**Raw records**

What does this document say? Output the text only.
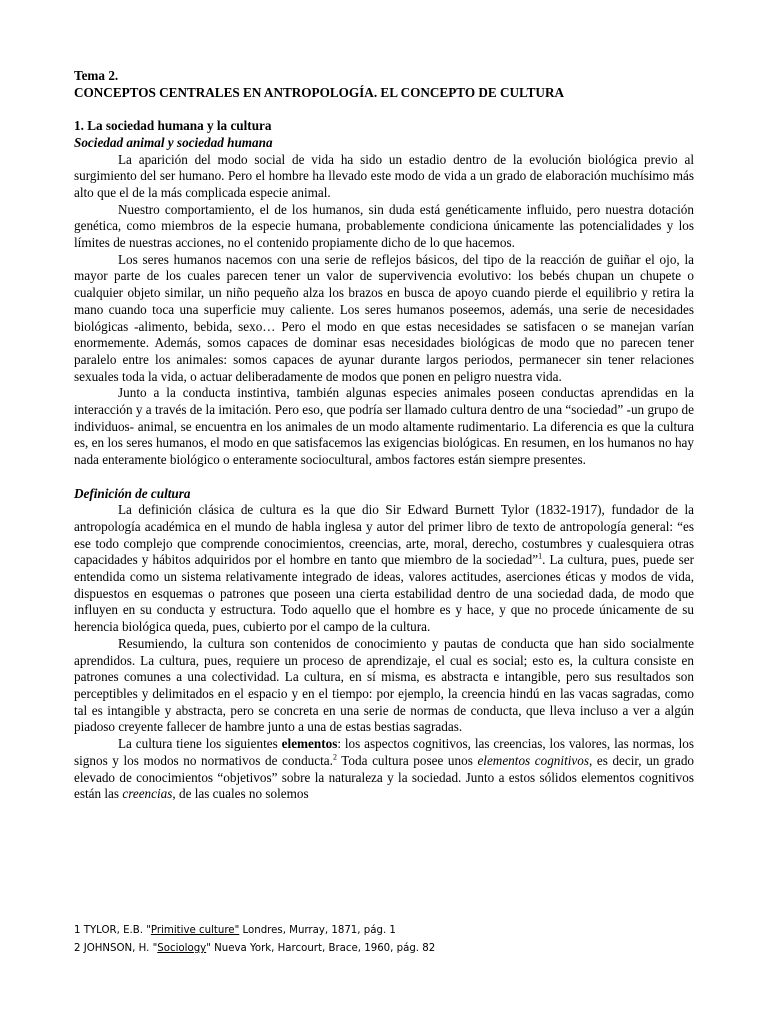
Tema 2.

CONCEPTOS CENTRALES EN ANTROPOLOGÍA. EL CONCEPTO DE CULTURA

1. La sociedad humana y la cultura

Sociedad animal y sociedad humana

La aparición del modo social de vida ha sido un estadio dentro de la evolución biológica previo al surgimiento del ser humano. Pero el hombre ha llevado este modo de vida a un grado de elaboración muchísimo más alto que el de la más complicada especie animal.

Nuestro comportamiento, el de los humanos, sin duda está genéticamente influido, pero nuestra dotación genética, como miembros de la especie humana, probablemente condiciona únicamente las potencialidades y los límites de nuestras acciones, no el contenido propiamente dicho de lo que hacemos.

Los seres humanos nacemos con una serie de reflejos básicos, del tipo de la reacción de guiñar el ojo, la mayor parte de los cuales parecen tener un valor de supervivencia evolutivo: los bebés chupan un chupete o cualquier objeto similar, un niño pequeño alza los brazos en busca de apoyo cuando pierde el equilibrio y retira la mano cuando toca una superficie muy caliente. Los seres humanos poseemos, además, una serie de necesidades biológicas -alimento, bebida, sexo… Pero el modo en que estas necesidades se satisfacen o se manejan varían enormemente. Además, somos capaces de dominar esas necesidades biológicas de modo que no parecen tener paralelo entre los animales: somos capaces de ayunar durante largos periodos, permanecer sin tener relaciones sexuales toda la vida, o actuar deliberadamente de modos que ponen en peligro nuestra vida.

Junto a la conducta instintiva, también algunas especies animales poseen conductas aprendidas en la interacción y a través de la imitación. Pero eso, que podría ser llamado cultura dentro de una “sociedad” -un grupo de individuos- animal, se encuentra en los animales de un modo altamente rudimentario. La diferencia es que la cultura es, en los seres humanos, el modo en que satisfacemos las exigencias biológicas. En resumen, en los humanos no hay nada enteramente biológico o enteramente sociocultural, ambos factores están siempre presentes.

Definición de cultura

La definición clásica de cultura es la que dio Sir Edward Burnett Tylor (1832-1917), fundador de la antropología académica en el mundo de habla inglesa y autor del primer libro de texto de antropología general: “es ese todo complejo que comprende conocimientos, creencias, arte, moral, derecho, costumbres y cualesquiera otras capacidades y hábitos adquiridos por el hombre en tanto que miembro de la sociedad”$^1$. La cultura, pues, puede ser entendida como un sistema relativamente integrado de ideas, valores actitudes, aserciones éticas y modos de vida, dispuestos en esquemas o patrones que poseen una cierta estabilidad dentro de una sociedad dada, de modo que influyen en su conducta y estructura. Todo aquello que el hombre es y hace, y que no procede únicamente de su herencia biológica queda, pues, cubierto por el campo de la cultura.

Resumiendo, la cultura son contenidos de conocimiento y pautas de conducta que han sido socialmente aprendidos. La cultura, pues, requiere un proceso de aprendizaje, el cual es social; esto es, la cultura consiste en patrones comunes a una colectividad. La cultura, en sí misma, es abstracta e intangible, pero sus resultados son perceptibles y delimitados en el espacio y en el tiempo: por ejemplo, la creencia hindú en las vacas sagradas, como tal es intangible y abstracta, pero se concreta en una serie de normas de conducta, que lleva incluso a ver a algún piadoso creyente fallecer de hambre junto a una de estas bestias sagradas.

La cultura tiene los siguientes elementos: los aspectos cognitivos, las creencias, los valores, las normas, los signos y los modos no normativos de conducta.$^2$ Toda cultura posee unos elementos cognitivos, es decir, un grado elevado de conocimientos “objetivos” sobre la naturaleza y la sociedad. Junto a estos sólidos elementos cognitivos están las creencias, de las cuales no solemos

1 TYLOR, E.B. "Primitive culture" Londres, Murray, 1871, pág. 1
2 JOHNSON, H. "Sociology" Nueva York, Harcourt, Brace, 1960, pág. 82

**Work to complete**
Transcribe all entries above exactly. Drop the pictures.

**Response**
What does this document say? Output the text only.
Tema 2.

CONCEPTOS CENTRALES EN ANTROPOLOGÍA. EL CONCEPTO DE CULTURA

1. La sociedad humana y la cultura

Sociedad animal y sociedad humana

La aparición del modo social de vida ha sido un estadio dentro de la evolución biológica previo al surgimiento del ser humano. Pero el hombre ha llevado este modo de vida a un grado de elaboración muchísimo más alto que el de la más complicada especie animal.

Nuestro comportamiento, el de los humanos, sin duda está genéticamente influido, pero nuestra dotación genética, como miembros de la especie humana, probablemente condiciona únicamente las potencialidades y los límites de nuestras acciones, no el contenido propiamente dicho de lo que hacemos.

Los seres humanos nacemos con una serie de reflejos básicos, del tipo de la reacción de guiñar el ojo, la mayor parte de los cuales parecen tener un valor de supervivencia evolutivo: los bebés chupan un chupete o cualquier objeto similar, un niño pequeño alza los brazos en busca de apoyo cuando pierde el equilibrio y retira la mano cuando toca una superficie muy caliente. Los seres humanos poseemos, además, una serie de necesidades biológicas -alimento, bebida, sexo… Pero el modo en que estas necesidades se satisfacen o se manejan varían enormemente. Además, somos capaces de dominar esas necesidades biológicas de modo que no parecen tener paralelo entre los animales: somos capaces de ayunar durante largos periodos, permanecer sin tener relaciones sexuales toda la vida, o actuar deliberadamente de modos que ponen en peligro nuestra vida.

Junto a la conducta instintiva, también algunas especies animales poseen conductas aprendidas en la interacción y a través de la imitación. Pero eso, que podría ser llamado cultura dentro de una “sociedad” -un grupo de individuos- animal, se encuentra en los animales de un modo altamente rudimentario. La diferencia es que la cultura es, en los seres humanos, el modo en que satisfacemos las exigencias biológicas. En resumen, en los humanos no hay nada enteramente biológico o enteramente sociocultural, ambos factores están siempre presentes.

Definición de cultura

La definición clásica de cultura es la que dio Sir Edward Burnett Tylor (1832-1917), fundador de la antropología académica en el mundo de habla inglesa y autor del primer libro de texto de antropología general: “es ese todo complejo que comprende conocimientos, creencias, arte, moral, derecho, costumbres y cualesquiera otras capacidades y hábitos adquiridos por el hombre en tanto que miembro de la sociedad”$^1$. La cultura, pues, puede ser entendida como un sistema relativamente integrado de ideas, valores actitudes, aserciones éticas y modos de vida, dispuestos en esquemas o patrones que poseen una cierta estabilidad dentro de una sociedad dada, de modo que influyen en su conducta y estructura. Todo aquello que el hombre es y hace, y que no procede únicamente de su herencia biológica queda, pues, cubierto por el campo de la cultura.

Resumiendo, la cultura son contenidos de conocimiento y pautas de conducta que han sido socialmente aprendidos. La cultura, pues, requiere un proceso de aprendizaje, el cual es social; esto es, la cultura consiste en patrones comunes a una colectividad. La cultura, en sí misma, es abstracta e intangible, pero sus resultados son perceptibles y delimitados en el espacio y en el tiempo: por ejemplo, la creencia hindú en las vacas sagradas, como tal es intangible y abstracta, pero se concreta en una serie de normas de conducta, que lleva incluso a ver a algún piadoso creyente fallecer de hambre junto a una de estas bestias sagradas.

La cultura tiene los siguientes elementos: los aspectos cognitivos, las creencias, los valores, las normas, los signos y los modos no normativos de conducta.$^2$ Toda cultura posee unos elementos cognitivos, es decir, un grado elevado de conocimientos “objetivos” sobre la naturaleza y la sociedad. Junto a estos sólidos elementos cognitivos están las creencias, de las cuales no solemos

1 TYLOR, E.B. "Primitive culture" Londres, Murray, 1871, pág. 1
2 JOHNSON, H. "Sociology" Nueva York, Harcourt, Brace, 1960, pág. 82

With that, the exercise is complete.